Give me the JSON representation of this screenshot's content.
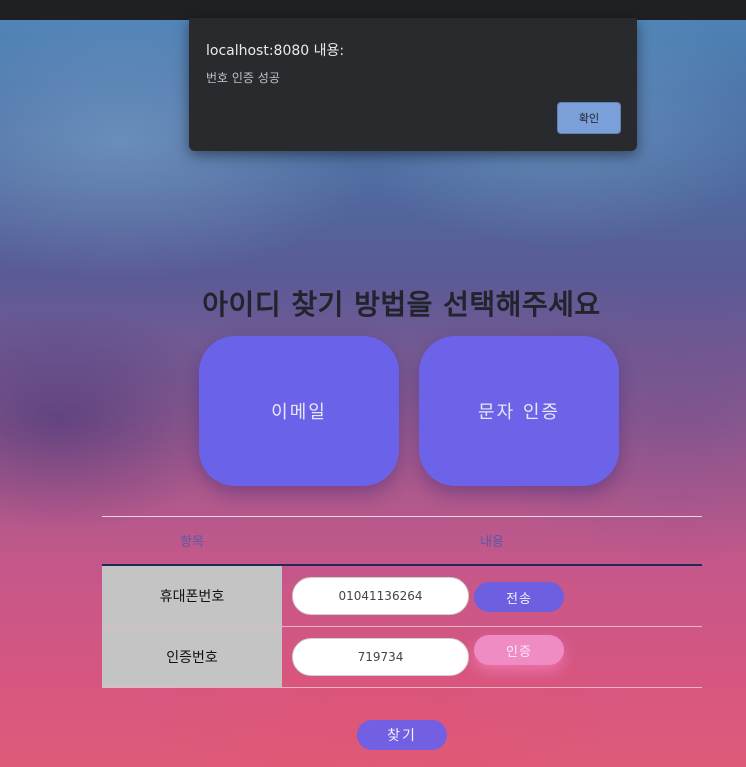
{
  "dialog": {
    "title": "localhost:8080 내용:",
    "message": "번호 인증 성공",
    "ok_label": "확인"
  },
  "page": {
    "title": "아이디 찾기 방법을 선택해주세요"
  },
  "methods": {
    "email_label": "이메일",
    "sms_label": "문자 인증"
  },
  "table": {
    "headers": [
      "항목",
      "내용"
    ],
    "phone": {
      "label": "휴대폰번호",
      "value": "01041136264",
      "button_label": "전송"
    },
    "code": {
      "label": "인증번호",
      "value": "719734",
      "button_label": "인증"
    }
  },
  "find_button_label": "찾기",
  "colors": {
    "method_button": "#6a63ea",
    "send_button": "#6e5fe0",
    "verify_button": "#ef8cc4",
    "dialog_ok": "#8ab4f8"
  }
}
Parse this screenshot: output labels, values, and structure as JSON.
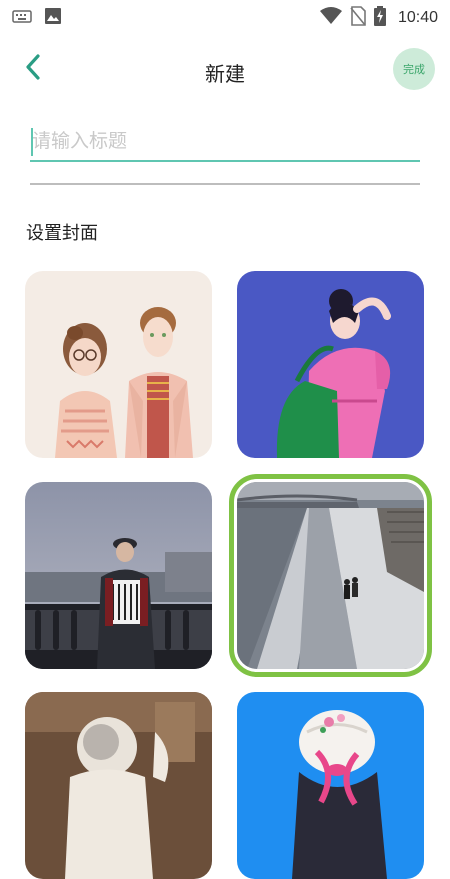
{
  "status_bar": {
    "time": "10:40",
    "icons": [
      "keyboard-icon",
      "image-icon",
      "wifi-icon",
      "no-sim-icon",
      "battery-charging-icon"
    ]
  },
  "nav": {
    "back_icon": "chevron-left-icon",
    "title": "新建",
    "done_label": "完成"
  },
  "title_input": {
    "placeholder": "请输入标题",
    "value": ""
  },
  "cover_section": {
    "label": "设置封面"
  },
  "covers": [
    {
      "name": "cover-illustration-couple",
      "selected": false
    },
    {
      "name": "cover-illustration-pink-shirt-woman",
      "selected": false
    },
    {
      "name": "cover-photo-accordion-player",
      "selected": false
    },
    {
      "name": "cover-photo-riverside-walk",
      "selected": true
    },
    {
      "name": "cover-photo-astronaut",
      "selected": false
    },
    {
      "name": "cover-illustration-hat-girl",
      "selected": false
    }
  ],
  "colors": {
    "accent": "#5fc6b1",
    "done_bg": "#cdebd9",
    "done_text": "#3aa56a",
    "selected_outline": "#7fc244"
  }
}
==*==
▸ THE REQUEST: Choose all lines containing the string "name" and copy them out.

▸ THE RESPONSE:
      "name": "cover-illustration-couple",
      "name": "cover-illustration-pink-shirt-woman",
      "name": "cover-photo-accordion-player",
      "name": "cover-photo-riverside-walk",
      "name": "cover-photo-astronaut",
      "name": "cover-illustration-hat-girl",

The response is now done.